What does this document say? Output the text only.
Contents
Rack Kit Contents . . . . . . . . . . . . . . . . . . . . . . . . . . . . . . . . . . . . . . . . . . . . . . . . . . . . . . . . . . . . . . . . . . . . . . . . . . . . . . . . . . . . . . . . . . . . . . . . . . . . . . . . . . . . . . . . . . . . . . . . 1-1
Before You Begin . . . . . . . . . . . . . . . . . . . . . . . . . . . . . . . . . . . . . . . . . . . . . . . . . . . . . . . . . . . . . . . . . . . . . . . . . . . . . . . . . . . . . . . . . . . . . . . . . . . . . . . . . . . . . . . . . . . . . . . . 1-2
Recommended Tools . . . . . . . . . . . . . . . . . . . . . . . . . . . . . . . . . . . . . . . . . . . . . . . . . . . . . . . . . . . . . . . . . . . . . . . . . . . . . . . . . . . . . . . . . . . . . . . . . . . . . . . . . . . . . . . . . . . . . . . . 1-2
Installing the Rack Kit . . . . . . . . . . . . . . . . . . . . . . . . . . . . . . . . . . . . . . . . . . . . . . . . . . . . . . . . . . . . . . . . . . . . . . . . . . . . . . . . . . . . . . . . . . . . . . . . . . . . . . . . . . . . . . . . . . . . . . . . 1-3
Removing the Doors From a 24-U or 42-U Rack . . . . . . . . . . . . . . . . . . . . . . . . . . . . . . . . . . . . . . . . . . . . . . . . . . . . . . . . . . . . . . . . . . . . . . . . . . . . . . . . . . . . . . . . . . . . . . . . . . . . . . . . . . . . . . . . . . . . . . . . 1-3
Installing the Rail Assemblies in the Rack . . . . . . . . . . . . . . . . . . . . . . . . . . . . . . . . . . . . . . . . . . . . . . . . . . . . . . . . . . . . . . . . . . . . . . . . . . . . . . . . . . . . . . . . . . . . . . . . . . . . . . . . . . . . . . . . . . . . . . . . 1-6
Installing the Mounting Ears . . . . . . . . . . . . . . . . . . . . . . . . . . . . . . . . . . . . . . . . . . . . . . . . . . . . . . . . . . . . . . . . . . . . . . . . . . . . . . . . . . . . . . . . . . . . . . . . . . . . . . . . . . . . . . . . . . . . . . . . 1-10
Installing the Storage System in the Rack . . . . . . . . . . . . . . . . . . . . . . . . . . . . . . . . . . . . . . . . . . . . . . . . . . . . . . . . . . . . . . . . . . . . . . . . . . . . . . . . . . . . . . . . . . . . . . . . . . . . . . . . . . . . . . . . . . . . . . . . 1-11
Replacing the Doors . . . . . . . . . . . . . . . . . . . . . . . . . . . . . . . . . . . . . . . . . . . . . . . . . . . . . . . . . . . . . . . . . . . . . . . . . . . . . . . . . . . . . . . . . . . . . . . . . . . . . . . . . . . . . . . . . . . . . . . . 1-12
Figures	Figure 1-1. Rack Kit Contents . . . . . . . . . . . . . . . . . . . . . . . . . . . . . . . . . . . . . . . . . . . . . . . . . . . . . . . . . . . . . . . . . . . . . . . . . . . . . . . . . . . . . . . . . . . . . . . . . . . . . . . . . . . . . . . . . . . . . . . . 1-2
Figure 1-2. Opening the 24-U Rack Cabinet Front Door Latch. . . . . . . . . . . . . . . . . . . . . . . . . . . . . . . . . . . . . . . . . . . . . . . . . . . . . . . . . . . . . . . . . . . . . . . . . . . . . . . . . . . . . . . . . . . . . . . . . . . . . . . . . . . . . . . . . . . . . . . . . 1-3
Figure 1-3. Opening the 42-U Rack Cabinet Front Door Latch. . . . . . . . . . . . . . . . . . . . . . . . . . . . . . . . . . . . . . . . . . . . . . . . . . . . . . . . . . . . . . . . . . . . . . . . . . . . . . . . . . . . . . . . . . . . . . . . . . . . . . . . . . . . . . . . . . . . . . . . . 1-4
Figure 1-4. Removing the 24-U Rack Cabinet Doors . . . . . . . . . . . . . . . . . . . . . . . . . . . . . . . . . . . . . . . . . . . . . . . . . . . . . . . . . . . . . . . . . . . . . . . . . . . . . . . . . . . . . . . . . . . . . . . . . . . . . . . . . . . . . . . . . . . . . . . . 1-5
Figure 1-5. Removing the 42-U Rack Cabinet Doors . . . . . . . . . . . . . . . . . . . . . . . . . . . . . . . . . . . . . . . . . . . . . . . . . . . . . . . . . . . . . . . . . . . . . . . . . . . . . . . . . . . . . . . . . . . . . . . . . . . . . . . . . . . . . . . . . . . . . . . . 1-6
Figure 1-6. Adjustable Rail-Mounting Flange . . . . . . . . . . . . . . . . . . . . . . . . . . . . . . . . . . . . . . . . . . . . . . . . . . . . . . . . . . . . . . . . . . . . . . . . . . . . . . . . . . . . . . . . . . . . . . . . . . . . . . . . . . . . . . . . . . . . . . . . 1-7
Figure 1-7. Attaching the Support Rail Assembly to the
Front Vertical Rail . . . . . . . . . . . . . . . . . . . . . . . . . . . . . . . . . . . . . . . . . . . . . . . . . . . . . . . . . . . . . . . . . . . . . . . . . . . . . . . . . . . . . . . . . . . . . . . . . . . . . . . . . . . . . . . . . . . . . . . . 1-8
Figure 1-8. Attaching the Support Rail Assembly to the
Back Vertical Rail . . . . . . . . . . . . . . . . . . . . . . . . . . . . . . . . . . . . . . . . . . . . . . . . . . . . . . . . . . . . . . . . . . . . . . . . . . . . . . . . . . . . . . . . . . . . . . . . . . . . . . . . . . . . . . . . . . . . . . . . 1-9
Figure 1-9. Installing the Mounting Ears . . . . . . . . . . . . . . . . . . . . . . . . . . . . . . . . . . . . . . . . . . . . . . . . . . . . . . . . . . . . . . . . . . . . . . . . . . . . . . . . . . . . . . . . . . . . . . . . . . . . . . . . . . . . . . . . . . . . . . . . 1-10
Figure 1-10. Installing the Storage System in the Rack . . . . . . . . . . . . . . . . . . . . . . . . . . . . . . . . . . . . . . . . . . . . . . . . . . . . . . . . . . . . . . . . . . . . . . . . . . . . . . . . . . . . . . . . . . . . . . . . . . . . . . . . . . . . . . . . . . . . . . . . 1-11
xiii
☆ ☆ ☆ ☆ ☆ ☆ ☆
_REQUIREMENTS:_
Repeat the data precisely, line by line.

_CORRECT OUTPUT:_
What does this document say? Output the text only.
Contents
Rack Kit Contents . . . . . . . . . . . . . . . . . . . . . . . . . . . . . . . . . . . . . . . . . . . . . . . . . . . . . . . . . . . . . . . . . . . . . . . . . . . . . . . . . . . . . . . . . . . . . . . . . . . . . . . . . . . . . . . . . . . . . . . . 1-1
Before You Begin . . . . . . . . . . . . . . . . . . . . . . . . . . . . . . . . . . . . . . . . . . . . . . . . . . . . . . . . . . . . . . . . . . . . . . . . . . . . . . . . . . . . . . . . . . . . . . . . . . . . . . . . . . . . . . . . . . . . . . . . 1-2
Recommended Tools . . . . . . . . . . . . . . . . . . . . . . . . . . . . . . . . . . . . . . . . . . . . . . . . . . . . . . . . . . . . . . . . . . . . . . . . . . . . . . . . . . . . . . . . . . . . . . . . . . . . . . . . . . . . . . . . . . . . . . . . 1-2
Installing the Rack Kit . . . . . . . . . . . . . . . . . . . . . . . . . . . . . . . . . . . . . . . . . . . . . . . . . . . . . . . . . . . . . . . . . . . . . . . . . . . . . . . . . . . . . . . . . . . . . . . . . . . . . . . . . . . . . . . . . . . . . . . . 1-3
Removing the Doors From a 24-U or 42-U Rack . . . . . . . . . . . . . . . . . . . . . . . . . . . . . . . . . . . . . . . . . . . . . . . . . . . . . . . . . . . . . . . . . . . . . . . . . . . . . . . . . . . . . . . . . . . . . . . . . . . . . . . . . . . . . . . . . . . . . . . . 1-3
Installing the Rail Assemblies in the Rack . . . . . . . . . . . . . . . . . . . . . . . . . . . . . . . . . . . . . . . . . . . . . . . . . . . . . . . . . . . . . . . . . . . . . . . . . . . . . . . . . . . . . . . . . . . . . . . . . . . . . . . . . . . . . . . . . . . . . . . . 1-6
Installing the Mounting Ears . . . . . . . . . . . . . . . . . . . . . . . . . . . . . . . . . . . . . . . . . . . . . . . . . . . . . . . . . . . . . . . . . . . . . . . . . . . . . . . . . . . . . . . . . . . . . . . . . . . . . . . . . . . . . . . . . . . . . . . . 1-10
Installing the Storage System in the Rack . . . . . . . . . . . . . . . . . . . . . . . . . . . . . . . . . . . . . . . . . . . . . . . . . . . . . . . . . . . . . . . . . . . . . . . . . . . . . . . . . . . . . . . . . . . . . . . . . . . . . . . . . . . . . . . . . . . . . . . . 1-11
Replacing the Doors . . . . . . . . . . . . . . . . . . . . . . . . . . . . . . . . . . . . . . . . . . . . . . . . . . . . . . . . . . . . . . . . . . . . . . . . . . . . . . . . . . . . . . . . . . . . . . . . . . . . . . . . . . . . . . . . . . . . . . . . 1-12
Figures	Figure 1-1. Rack Kit Contents . . . . . . . . . . . . . . . . . . . . . . . . . . . . . . . . . . . . . . . . . . . . . . . . . . . . . . . . . . . . . . . . . . . . . . . . . . . . . . . . . . . . . . . . . . . . . . . . . . . . . . . . . . . . . . . . . . . . . . . . 1-2
Figure 1-2. Opening the 24-U Rack Cabinet Front Door Latch. . . . . . . . . . . . . . . . . . . . . . . . . . . . . . . . . . . . . . . . . . . . . . . . . . . . . . . . . . . . . . . . . . . . . . . . . . . . . . . . . . . . . . . . . . . . . . . . . . . . . . . . . . . . . . . . . . . . . . . . . 1-3
Figure 1-3. Opening the 42-U Rack Cabinet Front Door Latch. . . . . . . . . . . . . . . . . . . . . . . . . . . . . . . . . . . . . . . . . . . . . . . . . . . . . . . . . . . . . . . . . . . . . . . . . . . . . . . . . . . . . . . . . . . . . . . . . . . . . . . . . . . . . . . . . . . . . . . . . 1-4
Figure 1-4. Removing the 24-U Rack Cabinet Doors . . . . . . . . . . . . . . . . . . . . . . . . . . . . . . . . . . . . . . . . . . . . . . . . . . . . . . . . . . . . . . . . . . . . . . . . . . . . . . . . . . . . . . . . . . . . . . . . . . . . . . . . . . . . . . . . . . . . . . . . 1-5
Figure 1-5. Removing the 42-U Rack Cabinet Doors . . . . . . . . . . . . . . . . . . . . . . . . . . . . . . . . . . . . . . . . . . . . . . . . . . . . . . . . . . . . . . . . . . . . . . . . . . . . . . . . . . . . . . . . . . . . . . . . . . . . . . . . . . . . . . . . . . . . . . . . 1-6
Figure 1-6. Adjustable Rail-Mounting Flange . . . . . . . . . . . . . . . . . . . . . . . . . . . . . . . . . . . . . . . . . . . . . . . . . . . . . . . . . . . . . . . . . . . . . . . . . . . . . . . . . . . . . . . . . . . . . . . . . . . . . . . . . . . . . . . . . . . . . . . . 1-7
Figure 1-7. Attaching the Support Rail Assembly to the
Front Vertical Rail . . . . . . . . . . . . . . . . . . . . . . . . . . . . . . . . . . . . . . . . . . . . . . . . . . . . . . . . . . . . . . . . . . . . . . . . . . . . . . . . . . . . . . . . . . . . . . . . . . . . . . . . . . . . . . . . . . . . . . . . 1-8
Figure 1-8. Attaching the Support Rail Assembly to the
Back Vertical Rail . . . . . . . . . . . . . . . . . . . . . . . . . . . . . . . . . . . . . . . . . . . . . . . . . . . . . . . . . . . . . . . . . . . . . . . . . . . . . . . . . . . . . . . . . . . . . . . . . . . . . . . . . . . . . . . . . . . . . . . . 1-9
Figure 1-9. Installing the Mounting Ears . . . . . . . . . . . . . . . . . . . . . . . . . . . . . . . . . . . . . . . . . . . . . . . . . . . . . . . . . . . . . . . . . . . . . . . . . . . . . . . . . . . . . . . . . . . . . . . . . . . . . . . . . . . . . . . . . . . . . . . . 1-10
Figure 1-10. Installing the Storage System in the Rack . . . . . . . . . . . . . . . . . . . . . . . . . . . . . . . . . . . . . . . . . . . . . . . . . . . . . . . . . . . . . . . . . . . . . . . . . . . . . . . . . . . . . . . . . . . . . . . . . . . . . . . . . . . . . . . . . . . . . . . . 1-11
xiii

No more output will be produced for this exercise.